Challenge |
Where the data below has the string "charts", return the whole line.

Dataset content |
** BEGIN **
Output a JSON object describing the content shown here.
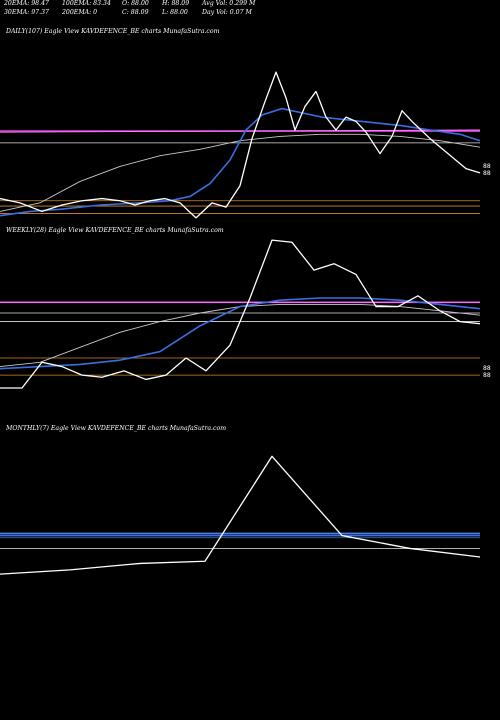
{
  "header": {
    "row1": [
      "20EMA: 98.47",
      "100EMA: 83.34",
      "O: 88.00",
      "H: 88.09",
      "Avg Vol: 0.299 M"
    ],
    "row2": [
      "30EMA: 97.37",
      "200EMA: 0",
      "C: 88.09",
      "L: 88.00",
      "Day Vol: 0.07 M"
    ]
  },
  "colors": {
    "background": "#000000",
    "price": "#ffffff",
    "ema_blue": "#3a6fe0",
    "ema_gray": "#c8c8c8",
    "magenta_level": "#e040e0",
    "orange_level": "#d88a28",
    "white_level": "#e0e0e0"
  },
  "chart_data": [
    {
      "type": "line",
      "title": "DAILY(107) Eagle  View  KAVDEFENCE_BE charts MunafaSutra.com",
      "y_range": [
        62,
        146
      ],
      "right_labels": [
        "88",
        "88"
      ],
      "series": [
        {
          "color": "#ffffff",
          "values": [
            [
              0,
              72
            ],
            [
              20,
              70
            ],
            [
              42,
              66
            ],
            [
              62,
              69
            ],
            [
              82,
              71
            ],
            [
              102,
              72
            ],
            [
              120,
              71
            ],
            [
              135,
              69
            ],
            [
              150,
              71
            ],
            [
              165,
              72
            ],
            [
              180,
              70
            ],
            [
              196,
              63
            ],
            [
              212,
              70
            ],
            [
              226,
              68
            ],
            [
              240,
              78
            ],
            [
              252,
              100
            ],
            [
              264,
              116
            ],
            [
              276,
              131
            ],
            [
              286,
              119
            ],
            [
              295,
              104
            ],
            [
              305,
              115
            ],
            [
              316,
              122
            ],
            [
              326,
              110
            ],
            [
              336,
              104
            ],
            [
              346,
              110
            ],
            [
              356,
              108
            ],
            [
              366,
              103
            ],
            [
              380,
              93
            ],
            [
              392,
              101
            ],
            [
              402,
              113
            ],
            [
              412,
              108
            ],
            [
              430,
              100
            ],
            [
              448,
              93
            ],
            [
              466,
              86
            ],
            [
              480,
              84
            ]
          ]
        },
        {
          "color": "#3a6fe0",
          "values": [
            [
              0,
              64
            ],
            [
              30,
              66
            ],
            [
              60,
              67
            ],
            [
              100,
              69
            ],
            [
              140,
              70
            ],
            [
              170,
              71
            ],
            [
              190,
              73
            ],
            [
              210,
              79
            ],
            [
              230,
              90
            ],
            [
              246,
              104
            ],
            [
              262,
              111
            ],
            [
              282,
              114
            ],
            [
              302,
              112
            ],
            [
              322,
              110
            ],
            [
              342,
              109
            ],
            [
              362,
              108
            ],
            [
              382,
              107
            ],
            [
              402,
              106
            ],
            [
              430,
              104
            ],
            [
              460,
              102
            ],
            [
              480,
              99
            ]
          ]
        },
        {
          "color": "#c8c8c8",
          "values": [
            [
              0,
              66
            ],
            [
              40,
              70
            ],
            [
              80,
              80
            ],
            [
              120,
              87
            ],
            [
              160,
              92
            ],
            [
              200,
              95
            ],
            [
              240,
              99
            ],
            [
              280,
              101
            ],
            [
              320,
              102
            ],
            [
              360,
              102
            ],
            [
              400,
              101
            ],
            [
              440,
              99
            ],
            [
              480,
              96
            ]
          ]
        },
        {
          "color": "#ff80ff",
          "values": [
            [
              0,
              103
            ],
            [
              480,
              104
            ]
          ]
        }
      ],
      "levels": [
        {
          "y": 103.5,
          "color": "#e040e0"
        },
        {
          "y": 98,
          "color": "#e0e0e0"
        },
        {
          "y": 71,
          "color": "#d88a28"
        },
        {
          "y": 68.5,
          "color": "#d88a28"
        },
        {
          "y": 65,
          "color": "#d88a28"
        }
      ]
    },
    {
      "type": "line",
      "title": "WEEKLY(28) Eagle  View  KAVDEFENCE_BE charts MunafaSutra.com",
      "y_range": [
        62,
        146
      ],
      "right_labels": [
        "88",
        "88"
      ],
      "series": [
        {
          "color": "#ffffff",
          "values": [
            [
              0,
              76
            ],
            [
              22,
              76
            ],
            [
              42,
              88
            ],
            [
              62,
              86
            ],
            [
              82,
              82
            ],
            [
              102,
              81
            ],
            [
              124,
              84
            ],
            [
              146,
              80
            ],
            [
              166,
              82
            ],
            [
              186,
              90
            ],
            [
              206,
              84
            ],
            [
              230,
              96
            ],
            [
              250,
              118
            ],
            [
              272,
              145
            ],
            [
              292,
              144
            ],
            [
              314,
              131
            ],
            [
              334,
              134
            ],
            [
              356,
              129
            ],
            [
              376,
              114
            ],
            [
              398,
              114
            ],
            [
              418,
              119
            ],
            [
              440,
              112
            ],
            [
              460,
              107
            ],
            [
              480,
              106
            ]
          ]
        },
        {
          "color": "#3a6fe0",
          "values": [
            [
              0,
              85
            ],
            [
              40,
              86
            ],
            [
              80,
              87
            ],
            [
              120,
              89
            ],
            [
              160,
              93
            ],
            [
              200,
              105
            ],
            [
              240,
              114
            ],
            [
              280,
              117
            ],
            [
              320,
              118
            ],
            [
              360,
              118
            ],
            [
              400,
              117
            ],
            [
              440,
              115
            ],
            [
              480,
              113
            ]
          ]
        },
        {
          "color": "#c8c8c8",
          "values": [
            [
              0,
              86
            ],
            [
              40,
              88
            ],
            [
              80,
              95
            ],
            [
              120,
              102
            ],
            [
              160,
              107
            ],
            [
              200,
              111
            ],
            [
              240,
              114
            ],
            [
              280,
              115
            ],
            [
              320,
              115
            ],
            [
              360,
              115
            ],
            [
              400,
              114
            ],
            [
              440,
              112
            ],
            [
              480,
              110
            ]
          ]
        },
        {
          "color": "#ff80ff",
          "values": [
            [
              0,
              116
            ],
            [
              480,
              116
            ]
          ]
        }
      ],
      "levels": [
        {
          "y": 116,
          "color": "#e040e0"
        },
        {
          "y": 111,
          "color": "#e0e0e0"
        },
        {
          "y": 107,
          "color": "#e0e0e0"
        },
        {
          "y": 90,
          "color": "#d88a28"
        },
        {
          "y": 82,
          "color": "#d88a28"
        }
      ]
    },
    {
      "type": "line",
      "title": "MONTHLY(7) Eagle  View  KAVDEFENCE_BE charts MunafaSutra.com",
      "y_range": [
        62,
        146
      ],
      "right_labels": [],
      "series": [
        {
          "color": "#ffffff",
          "values": [
            [
              0,
              82
            ],
            [
              70,
              84
            ],
            [
              140,
              87
            ],
            [
              205,
              88
            ],
            [
              272,
              137
            ],
            [
              342,
              100
            ],
            [
              410,
              94
            ],
            [
              480,
              90
            ]
          ]
        },
        {
          "color": "#3a6fe0",
          "values": [
            [
              0,
              100
            ],
            [
              480,
              100
            ]
          ]
        }
      ],
      "levels": [
        {
          "y": 101,
          "color": "#4a80f0"
        },
        {
          "y": 99,
          "color": "#3a6fe0"
        },
        {
          "y": 94,
          "color": "#c8c8c8"
        }
      ]
    }
  ]
}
** END **
Answer to the problem |
      "title": "DAILY(107) Eagle  View  KAVDEFENCE_BE charts MunafaSutra.com",
      "title": "WEEKLY(28) Eagle  View  KAVDEFENCE_BE charts MunafaSutra.com",
      "title": "MONTHLY(7) Eagle  View  KAVDEFENCE_BE charts MunafaSutra.com",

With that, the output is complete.